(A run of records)

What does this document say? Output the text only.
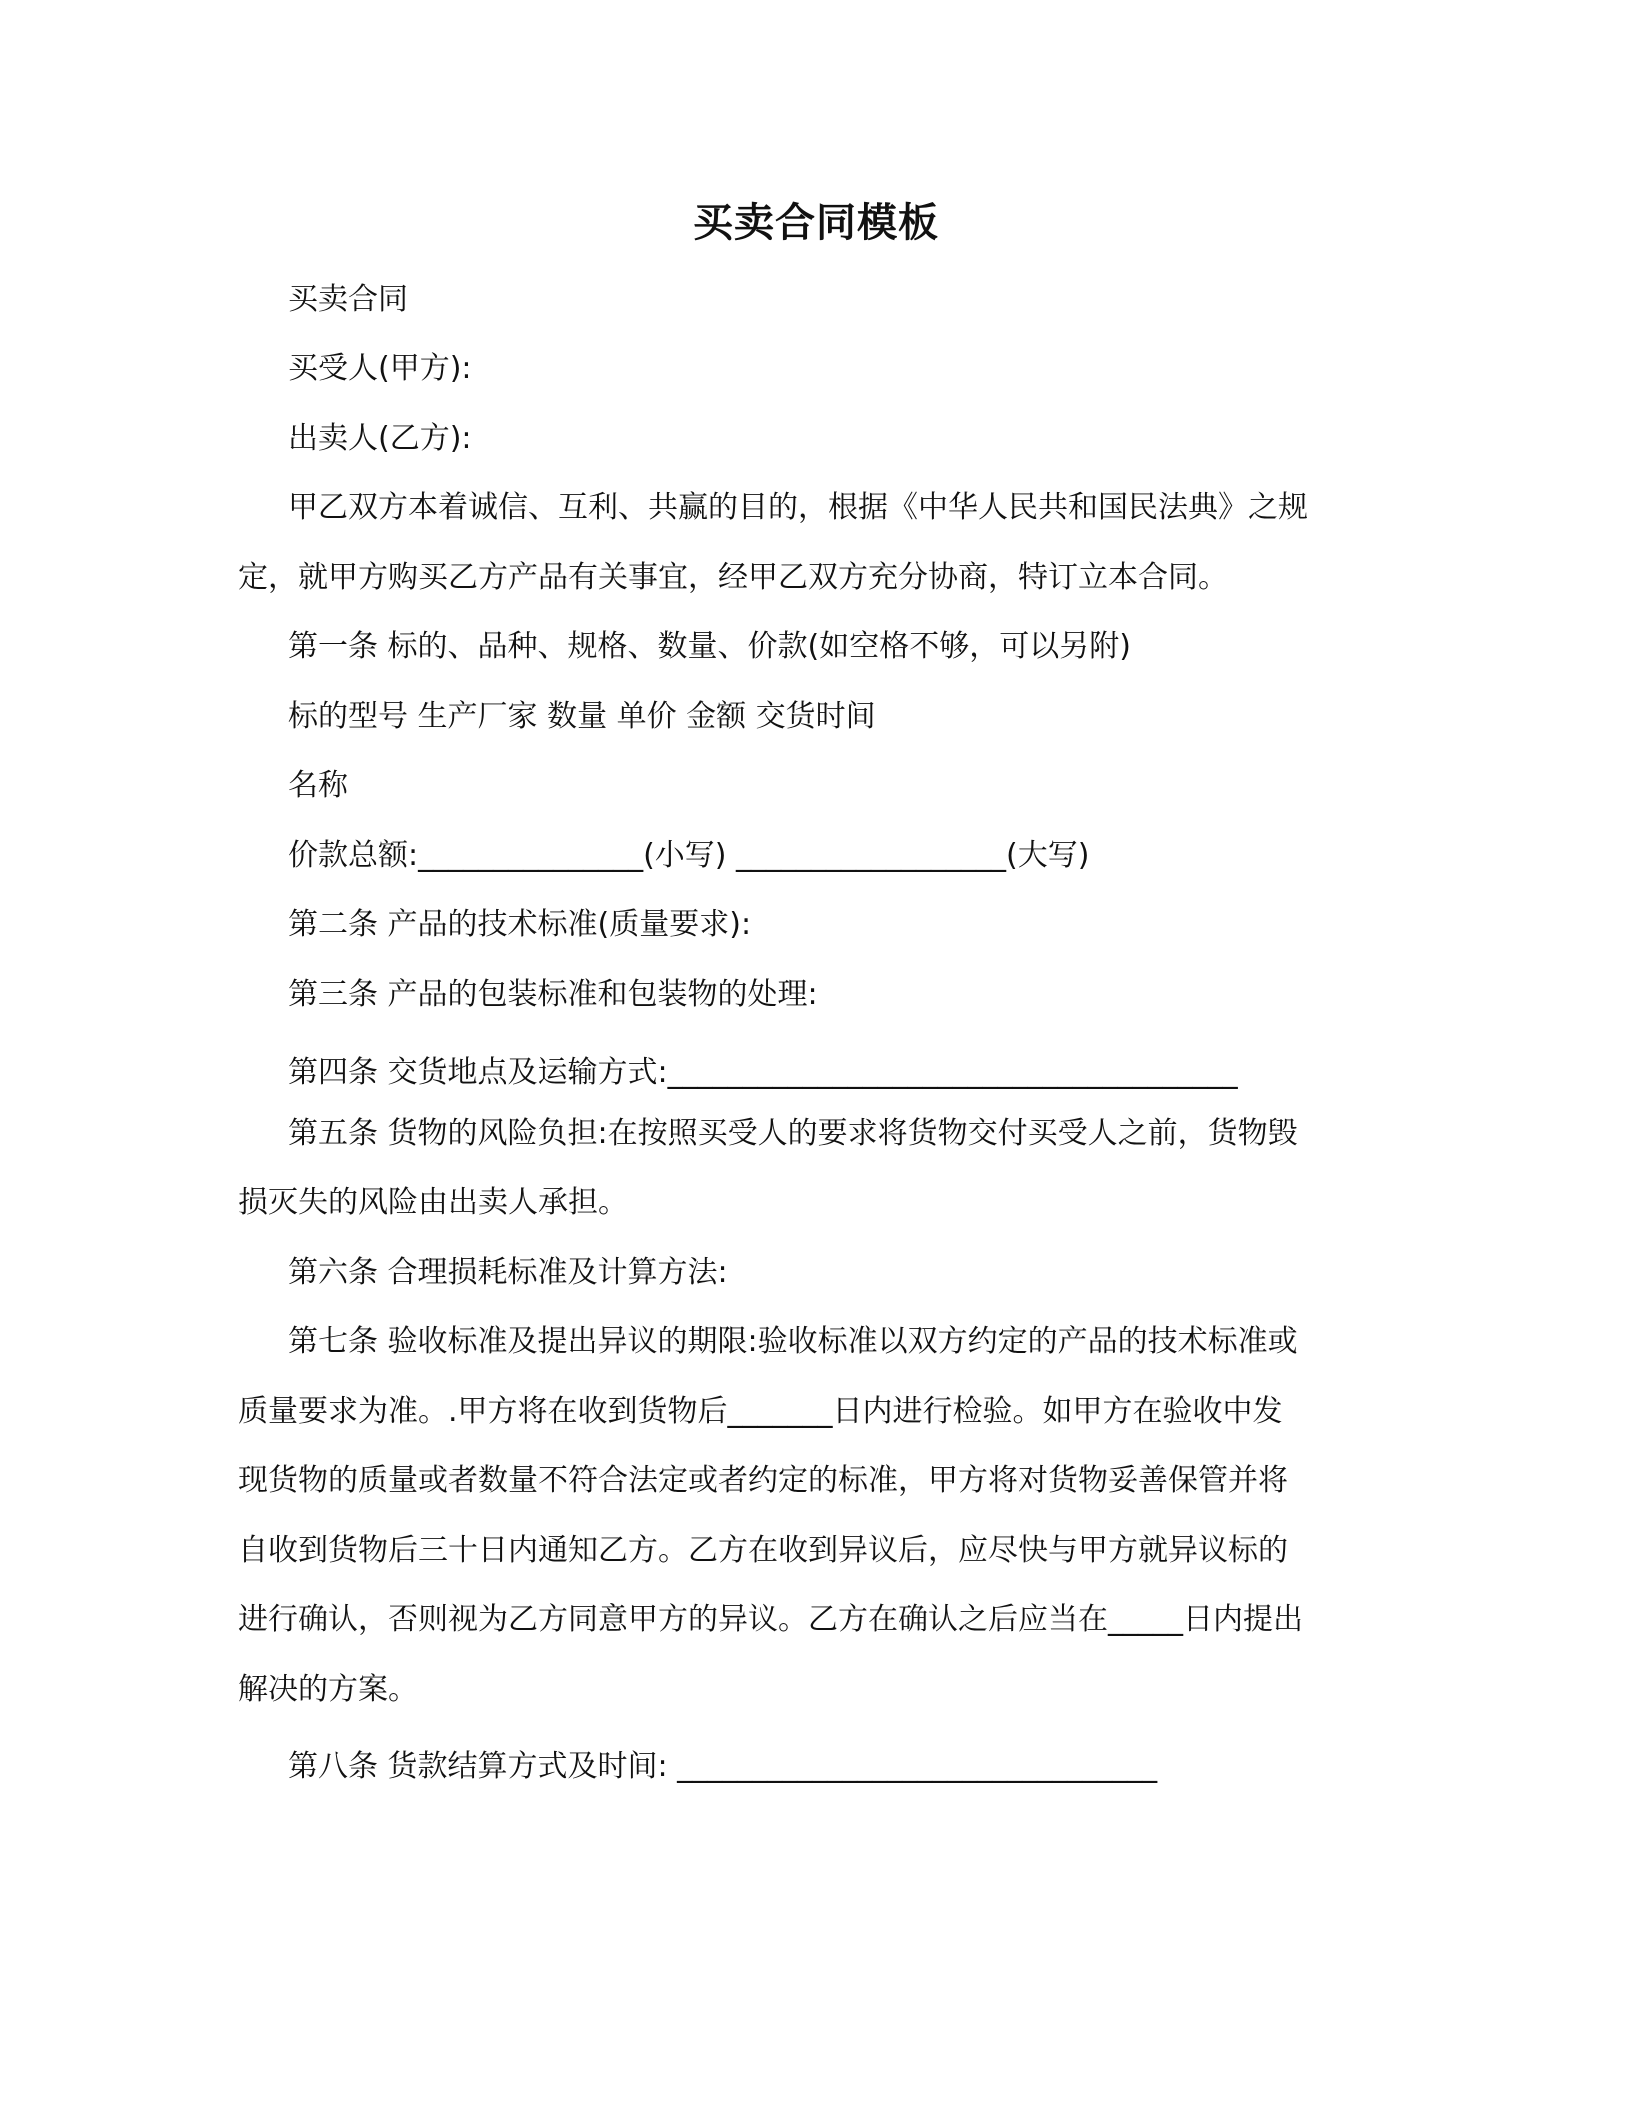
买卖合同模板
买卖合同
买受人(甲方):
出卖人(乙方):
甲乙双方本着诚信、互利、共赢的目的，根据《中华人民共和国民法典》之规
定，就甲方购买乙方产品有关事宜，经甲乙双方充分协商，特订立本合同。
第一条 标的、品种、规格、数量、价款(如空格不够，可以另附)
标的型号 生产厂家 数量 单价 金额 交货时间
名称
价款总额:_______________(小写) __________________(大写)
第二条 产品的技术标准(质量要求):
第三条 产品的包装标准和包装物的处理:
第四条 交货地点及运输方式:______________________________________
第五条 货物的风险负担:在按照买受人的要求将货物交付买受人之前，货物毁
损灭失的风险由出卖人承担。
第六条 合理损耗标准及计算方法:
第七条 验收标准及提出异议的期限:验收标准以双方约定的产品的技术标准或
质量要求为准。.甲方将在收到货物后_______日内进行检验。如甲方在验收中发
现货物的质量或者数量不符合法定或者约定的标准，甲方将对货物妥善保管并将
自收到货物后三十日内通知乙方。乙方在收到异议后，应尽快与甲方就异议标的
进行确认，否则视为乙方同意甲方的异议。乙方在确认之后应当在_____日内提出
解决的方案。
第八条 货款结算方式及时间: ________________________________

## Task statement
Copy the whole of the material above exactly, but not its images.

## Solution
What does this document say? Output the text only.
买卖合同模板
买卖合同
买受人(甲方):
出卖人(乙方):
甲乙双方本着诚信、互利、共赢的目的，根据《中华人民共和国民法典》之规
定，就甲方购买乙方产品有关事宜，经甲乙双方充分协商，特订立本合同。
第一条 标的、品种、规格、数量、价款(如空格不够，可以另附)
标的型号 生产厂家 数量 单价 金额 交货时间
名称
价款总额:_______________(小写) __________________(大写)
第二条 产品的技术标准(质量要求):
第三条 产品的包装标准和包装物的处理:
第四条 交货地点及运输方式:______________________________________
第五条 货物的风险负担:在按照买受人的要求将货物交付买受人之前，货物毁
损灭失的风险由出卖人承担。
第六条 合理损耗标准及计算方法:
第七条 验收标准及提出异议的期限:验收标准以双方约定的产品的技术标准或
质量要求为准。.甲方将在收到货物后_______日内进行检验。如甲方在验收中发
现货物的质量或者数量不符合法定或者约定的标准，甲方将对货物妥善保管并将
自收到货物后三十日内通知乙方。乙方在收到异议后，应尽快与甲方就异议标的
进行确认，否则视为乙方同意甲方的异议。乙方在确认之后应当在_____日内提出
解决的方案。
第八条 货款结算方式及时间: ________________________________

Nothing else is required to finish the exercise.